- [STATED GOAL] Below is a block of records; repeat all of them exactly.

[Stored entries]

[Start]

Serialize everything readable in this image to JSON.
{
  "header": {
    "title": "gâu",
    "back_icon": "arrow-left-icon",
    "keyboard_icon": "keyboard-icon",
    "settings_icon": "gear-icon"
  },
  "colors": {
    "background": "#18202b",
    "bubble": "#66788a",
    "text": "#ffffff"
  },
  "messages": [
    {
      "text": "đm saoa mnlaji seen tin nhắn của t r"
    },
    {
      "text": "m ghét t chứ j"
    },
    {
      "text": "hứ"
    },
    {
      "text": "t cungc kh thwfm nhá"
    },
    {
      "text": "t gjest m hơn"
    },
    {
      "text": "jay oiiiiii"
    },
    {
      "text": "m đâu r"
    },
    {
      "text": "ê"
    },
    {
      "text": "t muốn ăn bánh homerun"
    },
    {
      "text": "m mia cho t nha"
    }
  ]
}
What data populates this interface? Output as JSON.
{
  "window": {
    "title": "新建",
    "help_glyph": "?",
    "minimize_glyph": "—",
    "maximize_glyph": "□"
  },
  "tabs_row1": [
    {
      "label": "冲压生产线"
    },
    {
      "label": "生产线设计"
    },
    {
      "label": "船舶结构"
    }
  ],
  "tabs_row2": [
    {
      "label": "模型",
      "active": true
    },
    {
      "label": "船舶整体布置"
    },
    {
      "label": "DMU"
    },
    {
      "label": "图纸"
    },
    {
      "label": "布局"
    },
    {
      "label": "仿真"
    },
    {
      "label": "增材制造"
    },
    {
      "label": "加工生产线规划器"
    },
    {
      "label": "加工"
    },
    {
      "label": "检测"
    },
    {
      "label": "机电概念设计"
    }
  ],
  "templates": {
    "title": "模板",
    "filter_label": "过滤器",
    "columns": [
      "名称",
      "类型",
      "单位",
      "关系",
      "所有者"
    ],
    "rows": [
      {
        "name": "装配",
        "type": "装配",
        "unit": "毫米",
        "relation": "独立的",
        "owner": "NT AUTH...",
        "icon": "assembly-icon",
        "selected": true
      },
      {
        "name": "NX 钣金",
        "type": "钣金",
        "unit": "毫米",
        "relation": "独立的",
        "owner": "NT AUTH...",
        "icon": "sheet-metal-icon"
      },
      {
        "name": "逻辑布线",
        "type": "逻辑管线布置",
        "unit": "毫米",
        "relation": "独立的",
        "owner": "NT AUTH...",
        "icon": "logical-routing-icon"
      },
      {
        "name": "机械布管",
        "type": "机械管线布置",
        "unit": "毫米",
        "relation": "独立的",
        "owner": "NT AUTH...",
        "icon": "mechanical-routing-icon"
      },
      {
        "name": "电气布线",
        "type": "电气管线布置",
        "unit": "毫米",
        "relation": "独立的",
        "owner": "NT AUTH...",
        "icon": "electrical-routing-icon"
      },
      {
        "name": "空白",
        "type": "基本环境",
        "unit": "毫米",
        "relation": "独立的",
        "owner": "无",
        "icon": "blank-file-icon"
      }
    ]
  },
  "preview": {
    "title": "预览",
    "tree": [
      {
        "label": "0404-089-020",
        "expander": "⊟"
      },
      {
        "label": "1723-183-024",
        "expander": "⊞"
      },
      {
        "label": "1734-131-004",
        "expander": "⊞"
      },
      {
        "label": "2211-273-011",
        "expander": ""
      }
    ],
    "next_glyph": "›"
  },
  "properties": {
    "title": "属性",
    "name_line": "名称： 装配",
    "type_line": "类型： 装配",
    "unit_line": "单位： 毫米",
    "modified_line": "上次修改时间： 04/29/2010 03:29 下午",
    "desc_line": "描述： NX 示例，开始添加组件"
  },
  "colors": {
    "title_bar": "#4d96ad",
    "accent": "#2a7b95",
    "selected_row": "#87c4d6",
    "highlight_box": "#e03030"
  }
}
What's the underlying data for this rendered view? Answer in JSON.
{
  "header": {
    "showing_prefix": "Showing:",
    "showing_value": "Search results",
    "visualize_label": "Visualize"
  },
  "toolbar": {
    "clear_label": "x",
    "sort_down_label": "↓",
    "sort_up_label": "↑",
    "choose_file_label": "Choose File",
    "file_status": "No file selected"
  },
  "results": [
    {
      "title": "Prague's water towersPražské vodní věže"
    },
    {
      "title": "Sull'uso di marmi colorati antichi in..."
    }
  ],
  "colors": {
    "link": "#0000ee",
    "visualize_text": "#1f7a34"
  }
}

[End]

- [FULL ANSWER]
Serialize everything readable in this image to JSON.
{
  "header": {
    "title": "gâu",
    "back_icon": "arrow-left-icon",
    "keyboard_icon": "keyboard-icon",
    "settings_icon": "gear-icon"
  },
  "colors": {
    "background": "#18202b",
    "bubble": "#66788a",
    "text": "#ffffff"
  },
  "messages": [
    {
      "text": "đm saoa mnlaji seen tin nhắn của t r"
    },
    {
      "text": "m ghét t chứ j"
    },
    {
      "text": "hứ"
    },
    {
      "text": "t cungc kh thwfm nhá"
    },
    {
      "text": "t gjest m hơn"
    },
    {
      "text": "jay oiiiiii"
    },
    {
      "text": "m đâu r"
    },
    {
      "text": "ê"
    },
    {
      "text": "t muốn ăn bánh homerun"
    },
    {
      "text": "m mia cho t nha"
    }
  ]
}
What data populates this interface? Output as JSON.
{
  "window": {
    "title": "新建",
    "help_glyph": "?",
    "minimize_glyph": "—",
    "maximize_glyph": "□"
  },
  "tabs_row1": [
    {
      "label": "冲压生产线"
    },
    {
      "label": "生产线设计"
    },
    {
      "label": "船舶结构"
    }
  ],
  "tabs_row2": [
    {
      "label": "模型",
      "active": true
    },
    {
      "label": "船舶整体布置"
    },
    {
      "label": "DMU"
    },
    {
      "label": "图纸"
    },
    {
      "label": "布局"
    },
    {
      "label": "仿真"
    },
    {
      "label": "增材制造"
    },
    {
      "label": "加工生产线规划器"
    },
    {
      "label": "加工"
    },
    {
      "label": "检测"
    },
    {
      "label": "机电概念设计"
    }
  ],
  "templates": {
    "title": "模板",
    "filter_label": "过滤器",
    "columns": [
      "名称",
      "类型",
      "单位",
      "关系",
      "所有者"
    ],
    "rows": [
      {
        "name": "装配",
        "type": "装配",
        "unit": "毫米",
        "relation": "独立的",
        "owner": "NT AUTH...",
        "icon": "assembly-icon",
        "selected": true
      },
      {
        "name": "NX 钣金",
        "type": "钣金",
        "unit": "毫米",
        "relation": "独立的",
        "owner": "NT AUTH...",
        "icon": "sheet-metal-icon"
      },
      {
        "name": "逻辑布线",
        "type": "逻辑管线布置",
        "unit": "毫米",
        "relation": "独立的",
        "owner": "NT AUTH...",
        "icon": "logical-routing-icon"
      },
      {
        "name": "机械布管",
        "type": "机械管线布置",
        "unit": "毫米",
        "relation": "独立的",
        "owner": "NT AUTH...",
        "icon": "mechanical-routing-icon"
      },
      {
        "name": "电气布线",
        "type": "电气管线布置",
        "unit": "毫米",
        "relation": "独立的",
        "owner": "NT AUTH...",
        "icon": "electrical-routing-icon"
      },
      {
        "name": "空白",
        "type": "基本环境",
        "unit": "毫米",
        "relation": "独立的",
        "owner": "无",
        "icon": "blank-file-icon"
      }
    ]
  },
  "preview": {
    "title": "预览",
    "tree": [
      {
        "label": "0404-089-020",
        "expander": "⊟"
      },
      {
        "label": "1723-183-024",
        "expander": "⊞"
      },
      {
        "label": "1734-131-004",
        "expander": "⊞"
      },
      {
        "label": "2211-273-011",
        "expander": ""
      }
    ],
    "next_glyph": "›"
  },
  "properties": {
    "title": "属性",
    "name_line": "名称： 装配",
    "type_line": "类型： 装配",
    "unit_line": "单位： 毫米",
    "modified_line": "上次修改时间： 04/29/2010 03:29 下午",
    "desc_line": "描述： NX 示例，开始添加组件"
  },
  "colors": {
    "title_bar": "#4d96ad",
    "accent": "#2a7b95",
    "selected_row": "#87c4d6",
    "highlight_box": "#e03030"
  }
}
What's the underlying data for this rendered view? Answer in JSON.
{
  "header": {
    "showing_prefix": "Showing:",
    "showing_value": "Search results",
    "visualize_label": "Visualize"
  },
  "toolbar": {
    "clear_label": "x",
    "sort_down_label": "↓",
    "sort_up_label": "↑",
    "choose_file_label": "Choose File",
    "file_status": "No file selected"
  },
  "results": [
    {
      "title": "Prague's water towersPražské vodní věže"
    },
    {
      "title": "Sull'uso di marmi colorati antichi in..."
    }
  ],
  "colors": {
    "link": "#0000ee",
    "visualize_text": "#1f7a34"
  }
}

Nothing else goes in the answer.